● **Direction**
Search the listing for the string "month" and copy every line that contains it.
--- START OF Data section ---
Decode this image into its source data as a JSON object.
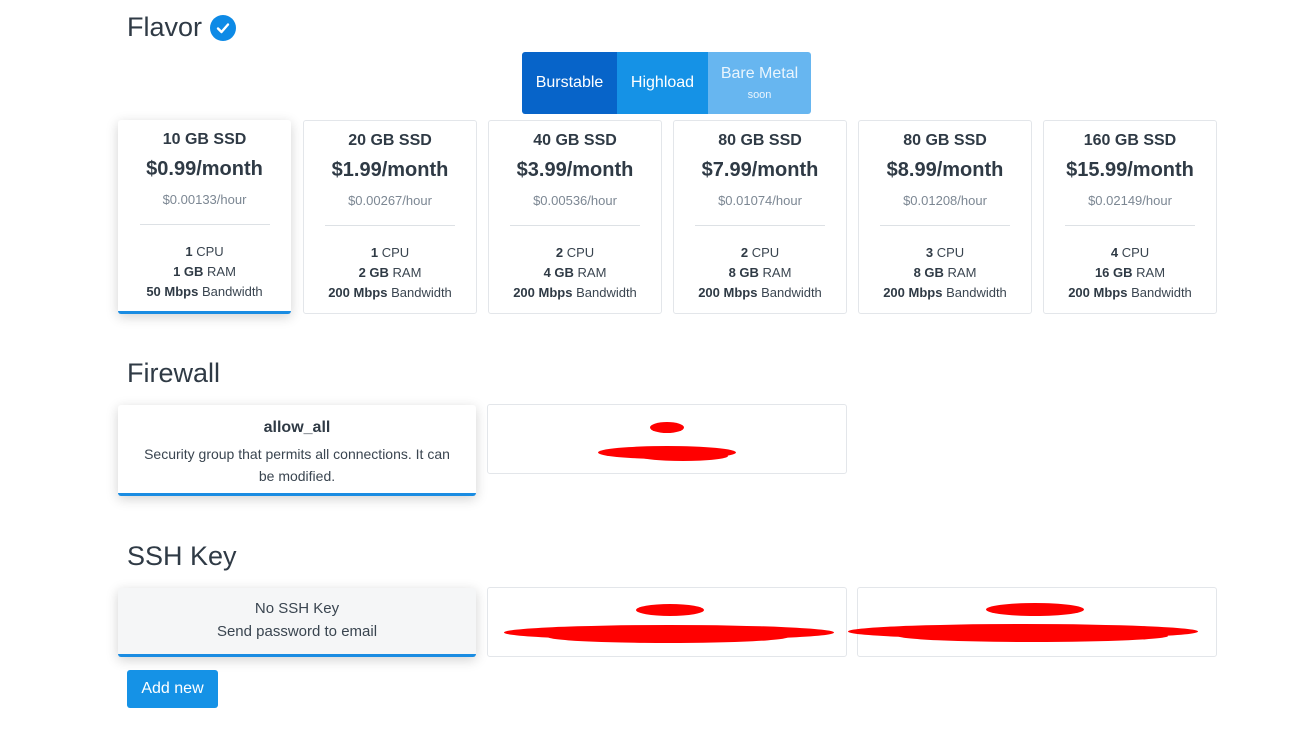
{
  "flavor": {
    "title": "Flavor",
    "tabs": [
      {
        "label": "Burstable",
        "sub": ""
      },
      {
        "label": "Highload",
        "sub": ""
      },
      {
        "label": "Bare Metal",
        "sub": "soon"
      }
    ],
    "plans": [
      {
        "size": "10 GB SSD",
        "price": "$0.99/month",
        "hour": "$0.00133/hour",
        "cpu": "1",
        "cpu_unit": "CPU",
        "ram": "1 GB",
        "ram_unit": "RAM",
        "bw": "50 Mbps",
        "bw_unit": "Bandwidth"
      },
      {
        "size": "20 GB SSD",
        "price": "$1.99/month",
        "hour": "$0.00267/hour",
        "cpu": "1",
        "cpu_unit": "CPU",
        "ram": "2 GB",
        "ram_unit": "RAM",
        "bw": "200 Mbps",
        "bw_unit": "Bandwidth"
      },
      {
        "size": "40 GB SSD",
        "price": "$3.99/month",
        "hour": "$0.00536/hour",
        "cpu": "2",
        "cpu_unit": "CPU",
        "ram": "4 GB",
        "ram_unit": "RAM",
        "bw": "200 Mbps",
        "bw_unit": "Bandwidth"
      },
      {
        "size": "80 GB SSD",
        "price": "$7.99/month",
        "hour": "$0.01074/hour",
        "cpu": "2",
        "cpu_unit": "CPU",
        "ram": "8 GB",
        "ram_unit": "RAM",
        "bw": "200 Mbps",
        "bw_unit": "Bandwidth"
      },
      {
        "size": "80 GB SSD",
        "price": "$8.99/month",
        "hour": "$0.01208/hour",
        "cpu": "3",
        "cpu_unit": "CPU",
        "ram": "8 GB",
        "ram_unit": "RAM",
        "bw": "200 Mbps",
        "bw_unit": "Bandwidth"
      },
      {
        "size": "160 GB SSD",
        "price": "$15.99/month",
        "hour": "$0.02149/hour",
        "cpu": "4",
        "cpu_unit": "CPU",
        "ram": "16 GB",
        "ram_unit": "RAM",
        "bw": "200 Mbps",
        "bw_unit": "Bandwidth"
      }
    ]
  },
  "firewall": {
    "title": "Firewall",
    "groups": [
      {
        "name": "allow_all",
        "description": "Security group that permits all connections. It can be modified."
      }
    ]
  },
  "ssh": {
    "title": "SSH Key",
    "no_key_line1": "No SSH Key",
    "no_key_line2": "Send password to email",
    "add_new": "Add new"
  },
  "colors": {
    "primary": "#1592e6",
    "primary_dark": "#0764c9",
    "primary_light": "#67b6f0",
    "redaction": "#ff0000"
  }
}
--- END OF Data section ---
● **Final result**
        "price": "$0.99/month",
        "price": "$1.99/month",
        "price": "$3.99/month",
        "price": "$7.99/month",
        "price": "$8.99/month",
        "price": "$15.99/month",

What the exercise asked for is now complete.